Texto para análise:
O ministro Dias Toffoli, do STF (Supremo Tribunal Federal), afirmou que poderá remeter à primeira instância a ação que apura o caso do Banco Master, a depender do desfecho das investigações em andamento. Segundo o magistrado, a avaliação será feita apenas ao fim da apuração, como forma de evitar eventuais nulidades processuais.
Em nota divulgada nessa quinta-feira (29), Toffoli destacou que a decisão levará em conta o respeito ao foro por prerrogativa de função, além das garantias da ampla defesa e do devido processo legal. O ministro também ressaltou que o estágio atual das investigações exige a manutenção do sigilo.
De acordo com Toffoli, os trabalhos seguem normalmente em todas as esferas, sem prejuízo à apuração dos fatos. “As investigações continuam a ser realizadas de forma regular, mantidos os sigilos necessários em razão das diligências ainda em andamento”, sublinho
Diante da possibilidade de o caso retornar à primeira instância, a reportagem ouviu especialistas para avaliar se a mudança tende a favorecer o andamento das investigações.

Dados fornecidos:

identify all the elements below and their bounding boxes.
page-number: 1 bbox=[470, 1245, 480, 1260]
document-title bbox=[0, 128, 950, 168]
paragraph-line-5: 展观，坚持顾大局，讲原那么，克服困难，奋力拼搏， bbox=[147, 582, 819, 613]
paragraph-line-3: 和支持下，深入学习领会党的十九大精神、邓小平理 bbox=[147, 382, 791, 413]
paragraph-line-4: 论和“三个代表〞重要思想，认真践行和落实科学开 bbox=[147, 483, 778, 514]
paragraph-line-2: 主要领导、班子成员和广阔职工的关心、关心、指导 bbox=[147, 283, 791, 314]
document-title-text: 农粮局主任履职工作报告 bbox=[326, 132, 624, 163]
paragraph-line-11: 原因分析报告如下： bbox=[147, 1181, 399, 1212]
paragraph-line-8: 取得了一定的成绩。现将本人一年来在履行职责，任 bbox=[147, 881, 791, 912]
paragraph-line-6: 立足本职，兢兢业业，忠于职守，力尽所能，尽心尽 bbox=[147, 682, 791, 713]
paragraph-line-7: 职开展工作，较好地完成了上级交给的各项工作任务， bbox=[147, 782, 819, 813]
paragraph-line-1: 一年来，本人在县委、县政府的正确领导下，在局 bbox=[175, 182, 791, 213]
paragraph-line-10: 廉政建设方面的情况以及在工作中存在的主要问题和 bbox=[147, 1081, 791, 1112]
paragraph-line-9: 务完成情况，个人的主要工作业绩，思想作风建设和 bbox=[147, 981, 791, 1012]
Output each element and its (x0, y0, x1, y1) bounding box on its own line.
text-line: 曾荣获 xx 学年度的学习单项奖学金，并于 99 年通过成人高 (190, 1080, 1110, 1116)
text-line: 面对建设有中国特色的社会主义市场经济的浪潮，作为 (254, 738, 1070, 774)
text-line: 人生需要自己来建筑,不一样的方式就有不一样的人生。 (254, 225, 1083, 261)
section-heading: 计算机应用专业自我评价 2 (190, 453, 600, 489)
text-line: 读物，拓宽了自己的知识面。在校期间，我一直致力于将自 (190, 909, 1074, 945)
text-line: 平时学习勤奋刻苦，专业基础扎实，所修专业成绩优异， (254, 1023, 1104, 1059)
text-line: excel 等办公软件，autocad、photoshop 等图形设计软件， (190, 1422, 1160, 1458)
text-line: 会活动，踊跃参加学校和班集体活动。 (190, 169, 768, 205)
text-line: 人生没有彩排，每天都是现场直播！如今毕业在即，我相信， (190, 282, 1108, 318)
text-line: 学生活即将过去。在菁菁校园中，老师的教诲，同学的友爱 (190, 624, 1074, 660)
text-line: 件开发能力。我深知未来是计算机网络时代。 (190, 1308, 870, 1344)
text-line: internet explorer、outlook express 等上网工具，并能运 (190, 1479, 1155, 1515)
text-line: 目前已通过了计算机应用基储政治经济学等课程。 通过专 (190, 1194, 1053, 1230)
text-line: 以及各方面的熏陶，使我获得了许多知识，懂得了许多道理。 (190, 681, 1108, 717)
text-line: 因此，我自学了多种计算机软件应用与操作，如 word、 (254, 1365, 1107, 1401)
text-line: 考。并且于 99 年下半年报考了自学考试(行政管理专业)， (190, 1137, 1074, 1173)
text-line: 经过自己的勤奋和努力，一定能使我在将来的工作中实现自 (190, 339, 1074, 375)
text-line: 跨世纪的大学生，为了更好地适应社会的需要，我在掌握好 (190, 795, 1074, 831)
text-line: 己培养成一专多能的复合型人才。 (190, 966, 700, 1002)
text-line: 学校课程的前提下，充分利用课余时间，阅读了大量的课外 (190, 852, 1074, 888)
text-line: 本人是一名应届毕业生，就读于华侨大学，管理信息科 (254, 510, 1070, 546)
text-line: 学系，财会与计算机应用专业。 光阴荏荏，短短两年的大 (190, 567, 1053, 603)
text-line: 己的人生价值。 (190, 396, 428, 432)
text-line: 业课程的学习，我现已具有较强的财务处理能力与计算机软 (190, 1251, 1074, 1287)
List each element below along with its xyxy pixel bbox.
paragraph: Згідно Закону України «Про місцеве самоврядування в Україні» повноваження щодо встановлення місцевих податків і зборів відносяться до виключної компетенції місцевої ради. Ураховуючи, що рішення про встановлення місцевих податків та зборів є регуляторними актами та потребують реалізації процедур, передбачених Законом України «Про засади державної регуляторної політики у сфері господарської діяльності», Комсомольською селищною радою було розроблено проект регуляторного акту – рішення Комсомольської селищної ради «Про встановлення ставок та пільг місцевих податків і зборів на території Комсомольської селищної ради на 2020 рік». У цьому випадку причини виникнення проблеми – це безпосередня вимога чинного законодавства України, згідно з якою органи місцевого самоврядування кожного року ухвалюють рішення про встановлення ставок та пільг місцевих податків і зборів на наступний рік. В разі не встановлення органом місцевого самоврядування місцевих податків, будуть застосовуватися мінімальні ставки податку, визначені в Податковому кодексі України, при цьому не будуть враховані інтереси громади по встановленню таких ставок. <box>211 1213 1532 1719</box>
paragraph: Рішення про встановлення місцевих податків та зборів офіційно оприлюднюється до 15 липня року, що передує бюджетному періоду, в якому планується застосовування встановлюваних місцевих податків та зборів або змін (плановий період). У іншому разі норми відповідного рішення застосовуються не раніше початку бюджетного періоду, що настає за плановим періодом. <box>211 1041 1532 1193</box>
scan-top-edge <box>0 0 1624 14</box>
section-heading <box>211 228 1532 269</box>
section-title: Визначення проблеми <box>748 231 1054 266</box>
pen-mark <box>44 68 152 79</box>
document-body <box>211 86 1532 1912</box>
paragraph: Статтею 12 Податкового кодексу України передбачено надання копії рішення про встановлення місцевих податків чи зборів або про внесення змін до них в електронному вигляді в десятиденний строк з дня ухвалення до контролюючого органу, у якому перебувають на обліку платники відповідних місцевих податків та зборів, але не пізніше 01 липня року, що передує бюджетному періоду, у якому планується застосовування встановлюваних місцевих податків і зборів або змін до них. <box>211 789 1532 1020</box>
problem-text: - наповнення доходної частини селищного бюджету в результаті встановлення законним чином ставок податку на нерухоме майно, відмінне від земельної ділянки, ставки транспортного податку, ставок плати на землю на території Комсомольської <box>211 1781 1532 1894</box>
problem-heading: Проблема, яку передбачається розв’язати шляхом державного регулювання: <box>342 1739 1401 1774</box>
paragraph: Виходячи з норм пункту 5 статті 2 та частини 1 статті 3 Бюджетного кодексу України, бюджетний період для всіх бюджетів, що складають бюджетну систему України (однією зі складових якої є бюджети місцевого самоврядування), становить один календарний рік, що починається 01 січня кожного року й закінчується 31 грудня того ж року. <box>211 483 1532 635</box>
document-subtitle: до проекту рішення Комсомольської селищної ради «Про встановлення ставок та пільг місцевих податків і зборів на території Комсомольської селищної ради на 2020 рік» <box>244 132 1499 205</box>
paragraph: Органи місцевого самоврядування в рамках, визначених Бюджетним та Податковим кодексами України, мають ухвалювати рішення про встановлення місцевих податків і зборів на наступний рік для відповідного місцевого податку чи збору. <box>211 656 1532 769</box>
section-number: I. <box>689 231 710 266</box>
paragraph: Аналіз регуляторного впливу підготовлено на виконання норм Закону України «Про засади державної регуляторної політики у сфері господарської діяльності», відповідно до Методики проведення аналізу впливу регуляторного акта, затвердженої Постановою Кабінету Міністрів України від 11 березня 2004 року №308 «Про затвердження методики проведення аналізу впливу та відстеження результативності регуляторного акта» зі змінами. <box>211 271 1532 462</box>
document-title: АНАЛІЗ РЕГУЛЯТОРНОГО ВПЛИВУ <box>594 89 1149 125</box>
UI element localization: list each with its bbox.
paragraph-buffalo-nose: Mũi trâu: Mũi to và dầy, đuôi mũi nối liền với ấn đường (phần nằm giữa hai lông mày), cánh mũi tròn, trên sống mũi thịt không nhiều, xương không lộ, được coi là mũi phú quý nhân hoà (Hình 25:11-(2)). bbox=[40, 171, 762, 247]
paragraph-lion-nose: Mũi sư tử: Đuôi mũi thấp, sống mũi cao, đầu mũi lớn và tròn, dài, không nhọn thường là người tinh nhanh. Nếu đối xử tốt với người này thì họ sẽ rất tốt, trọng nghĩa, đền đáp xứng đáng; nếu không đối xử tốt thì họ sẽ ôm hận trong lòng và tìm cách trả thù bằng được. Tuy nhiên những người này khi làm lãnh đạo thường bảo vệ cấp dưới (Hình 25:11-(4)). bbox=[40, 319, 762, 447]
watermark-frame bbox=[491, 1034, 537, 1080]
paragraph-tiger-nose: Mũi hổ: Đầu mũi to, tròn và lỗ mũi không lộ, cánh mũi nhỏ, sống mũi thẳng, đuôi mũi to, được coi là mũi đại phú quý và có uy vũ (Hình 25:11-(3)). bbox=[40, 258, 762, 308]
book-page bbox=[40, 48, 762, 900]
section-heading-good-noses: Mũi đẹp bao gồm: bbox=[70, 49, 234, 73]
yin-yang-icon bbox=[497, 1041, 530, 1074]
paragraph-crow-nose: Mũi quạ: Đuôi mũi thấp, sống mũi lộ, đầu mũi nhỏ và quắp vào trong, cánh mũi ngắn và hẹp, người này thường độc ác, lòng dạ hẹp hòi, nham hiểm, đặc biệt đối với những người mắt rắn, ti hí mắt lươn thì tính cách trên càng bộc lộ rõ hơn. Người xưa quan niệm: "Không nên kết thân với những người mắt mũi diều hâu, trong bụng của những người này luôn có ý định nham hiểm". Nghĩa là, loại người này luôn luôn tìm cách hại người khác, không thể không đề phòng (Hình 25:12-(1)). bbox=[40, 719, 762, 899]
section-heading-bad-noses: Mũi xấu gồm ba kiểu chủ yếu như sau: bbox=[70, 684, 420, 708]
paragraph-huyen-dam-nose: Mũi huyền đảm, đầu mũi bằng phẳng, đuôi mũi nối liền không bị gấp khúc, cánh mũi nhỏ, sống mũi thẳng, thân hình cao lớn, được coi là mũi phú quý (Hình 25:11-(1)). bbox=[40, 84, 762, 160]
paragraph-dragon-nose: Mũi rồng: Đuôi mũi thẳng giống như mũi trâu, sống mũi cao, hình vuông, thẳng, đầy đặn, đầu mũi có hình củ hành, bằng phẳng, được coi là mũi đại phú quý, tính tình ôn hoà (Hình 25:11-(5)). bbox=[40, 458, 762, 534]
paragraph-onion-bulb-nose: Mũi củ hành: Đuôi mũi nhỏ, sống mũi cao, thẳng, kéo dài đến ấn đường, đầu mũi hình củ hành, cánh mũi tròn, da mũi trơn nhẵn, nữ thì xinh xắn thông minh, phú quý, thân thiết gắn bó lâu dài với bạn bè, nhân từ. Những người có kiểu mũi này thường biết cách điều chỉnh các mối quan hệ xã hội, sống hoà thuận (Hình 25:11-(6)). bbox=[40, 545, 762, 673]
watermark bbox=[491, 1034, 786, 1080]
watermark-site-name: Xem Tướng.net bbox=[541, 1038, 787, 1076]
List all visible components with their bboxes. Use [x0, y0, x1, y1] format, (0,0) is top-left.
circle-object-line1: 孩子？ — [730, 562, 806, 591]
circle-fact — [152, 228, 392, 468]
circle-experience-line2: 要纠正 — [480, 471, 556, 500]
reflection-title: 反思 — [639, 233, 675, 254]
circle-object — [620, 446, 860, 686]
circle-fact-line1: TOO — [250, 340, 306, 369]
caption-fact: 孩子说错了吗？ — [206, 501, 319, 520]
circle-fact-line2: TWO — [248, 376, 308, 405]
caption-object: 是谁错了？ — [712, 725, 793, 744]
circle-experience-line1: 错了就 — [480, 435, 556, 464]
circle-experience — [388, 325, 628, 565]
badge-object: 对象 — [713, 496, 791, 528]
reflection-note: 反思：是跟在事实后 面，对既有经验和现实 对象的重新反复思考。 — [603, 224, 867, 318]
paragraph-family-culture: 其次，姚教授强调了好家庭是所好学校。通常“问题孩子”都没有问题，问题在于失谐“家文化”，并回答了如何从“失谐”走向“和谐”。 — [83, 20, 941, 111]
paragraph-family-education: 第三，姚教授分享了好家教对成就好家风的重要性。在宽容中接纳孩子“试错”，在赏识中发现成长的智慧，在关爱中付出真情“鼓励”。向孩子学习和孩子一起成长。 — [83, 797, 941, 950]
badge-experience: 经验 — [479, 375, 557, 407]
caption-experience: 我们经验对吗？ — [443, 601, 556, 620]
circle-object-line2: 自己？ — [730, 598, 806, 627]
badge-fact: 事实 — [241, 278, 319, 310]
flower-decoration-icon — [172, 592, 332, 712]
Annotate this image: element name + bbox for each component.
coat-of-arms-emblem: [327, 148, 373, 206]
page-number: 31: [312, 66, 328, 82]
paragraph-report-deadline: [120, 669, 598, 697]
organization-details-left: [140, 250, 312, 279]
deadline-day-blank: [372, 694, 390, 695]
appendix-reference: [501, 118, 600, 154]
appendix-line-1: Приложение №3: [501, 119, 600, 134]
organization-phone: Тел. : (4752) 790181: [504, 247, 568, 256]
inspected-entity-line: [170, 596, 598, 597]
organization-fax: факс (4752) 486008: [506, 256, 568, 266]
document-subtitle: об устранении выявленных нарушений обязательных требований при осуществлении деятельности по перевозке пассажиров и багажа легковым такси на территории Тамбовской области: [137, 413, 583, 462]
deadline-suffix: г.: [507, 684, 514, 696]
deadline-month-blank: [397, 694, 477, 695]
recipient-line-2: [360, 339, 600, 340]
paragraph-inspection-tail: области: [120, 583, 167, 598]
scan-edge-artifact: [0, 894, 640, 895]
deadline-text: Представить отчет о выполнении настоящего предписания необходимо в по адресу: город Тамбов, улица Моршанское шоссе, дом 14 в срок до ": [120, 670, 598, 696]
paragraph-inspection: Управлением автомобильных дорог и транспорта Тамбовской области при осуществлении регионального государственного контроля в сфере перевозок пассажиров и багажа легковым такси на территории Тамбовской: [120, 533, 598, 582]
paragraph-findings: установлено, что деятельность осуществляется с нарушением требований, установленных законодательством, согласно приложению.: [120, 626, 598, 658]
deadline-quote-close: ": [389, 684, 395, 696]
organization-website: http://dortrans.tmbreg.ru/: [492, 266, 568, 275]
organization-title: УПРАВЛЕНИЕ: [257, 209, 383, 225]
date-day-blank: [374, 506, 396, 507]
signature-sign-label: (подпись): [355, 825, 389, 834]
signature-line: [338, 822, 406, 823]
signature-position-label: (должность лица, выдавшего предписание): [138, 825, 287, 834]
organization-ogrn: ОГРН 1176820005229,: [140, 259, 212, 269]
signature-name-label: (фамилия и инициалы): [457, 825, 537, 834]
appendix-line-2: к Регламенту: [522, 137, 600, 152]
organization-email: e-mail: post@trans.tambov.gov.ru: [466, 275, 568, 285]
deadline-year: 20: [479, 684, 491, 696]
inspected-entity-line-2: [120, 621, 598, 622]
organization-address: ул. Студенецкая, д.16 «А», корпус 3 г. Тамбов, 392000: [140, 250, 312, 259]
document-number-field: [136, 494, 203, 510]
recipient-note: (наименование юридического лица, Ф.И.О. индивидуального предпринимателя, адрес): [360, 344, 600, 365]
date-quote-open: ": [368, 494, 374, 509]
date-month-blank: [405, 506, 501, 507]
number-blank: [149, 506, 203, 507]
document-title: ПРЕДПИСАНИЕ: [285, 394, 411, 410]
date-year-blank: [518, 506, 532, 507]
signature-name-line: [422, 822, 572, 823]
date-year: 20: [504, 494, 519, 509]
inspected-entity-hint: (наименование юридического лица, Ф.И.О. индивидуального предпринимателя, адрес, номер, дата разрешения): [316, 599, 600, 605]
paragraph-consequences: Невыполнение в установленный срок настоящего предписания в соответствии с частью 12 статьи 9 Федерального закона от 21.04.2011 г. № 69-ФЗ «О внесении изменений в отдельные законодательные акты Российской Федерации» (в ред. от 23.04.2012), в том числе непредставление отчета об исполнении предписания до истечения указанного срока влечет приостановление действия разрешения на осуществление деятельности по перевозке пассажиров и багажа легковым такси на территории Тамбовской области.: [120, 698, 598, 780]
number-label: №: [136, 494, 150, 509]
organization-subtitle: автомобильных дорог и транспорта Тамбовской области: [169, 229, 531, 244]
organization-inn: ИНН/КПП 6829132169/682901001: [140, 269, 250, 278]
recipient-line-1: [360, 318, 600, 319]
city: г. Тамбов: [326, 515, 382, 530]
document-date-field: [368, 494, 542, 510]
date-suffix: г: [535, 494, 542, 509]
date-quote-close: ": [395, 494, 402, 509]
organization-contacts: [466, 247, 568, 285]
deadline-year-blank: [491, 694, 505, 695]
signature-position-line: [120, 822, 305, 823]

Atividades:
(1) De acordo com o texto sobre o caso do Banco Master, em que momento Toffoli fará a avaliação sobre remeter a ação à primeira instância?
(2) Indique se cada afirmação abaixo está de acordo com o texto sobre o caso do Banco Master, respondendo sim ou não e citando literalmente as palavras do texto que decidem a questão.
(a) Toffoli divulgou uma nota na quinta-feira (29).
(b) O ministro afirmou que o sigilo das investigações já pode ser suspenso.
(c) A reportagem ouviu especialistas sobre a possível mudança de instância.
(3) Transcreva do texto sobre o caso do Banco Master o trecho que começa em "O ministro Dias" e termina em "manutenção do sigilo.".

Respostas por tarefa:
(1) Apenas ao fim da apuração, como forma de evitar eventuais nulidades processuais.

(2)
(a) Sim: "Em nota divulgada nessa quinta-feira (29), Toffoli destacou".
(b) Não: "o estágio atual das investigações exige a manutenção do sigilo".
(c) Sim: "a reportagem ouviu especialistas para avaliar se a mudança tende a favorecer o andamento das investigações".

(3)
O ministro Dias Toffoli, do STF (Supremo Tribunal Federal), afirmou que poderá remeter à primeira instância a ação que apura o caso do Banco Master, a depender do desfecho das investigações em andamento. Segundo o magistrado, a avaliação será feita apenas ao fim da apuração, como forma de evitar eventuais nulidades processuais.
Em nota divulgada nessa quinta-feira (29), Toffoli destacou que a decisão levará em conta o respeito ao foro por prerrogativa de função, além das garantias da ampla defesa e do devido processo legal. O ministro também ressaltou que o estágio atual das investigações exige a manutenção do sigilo.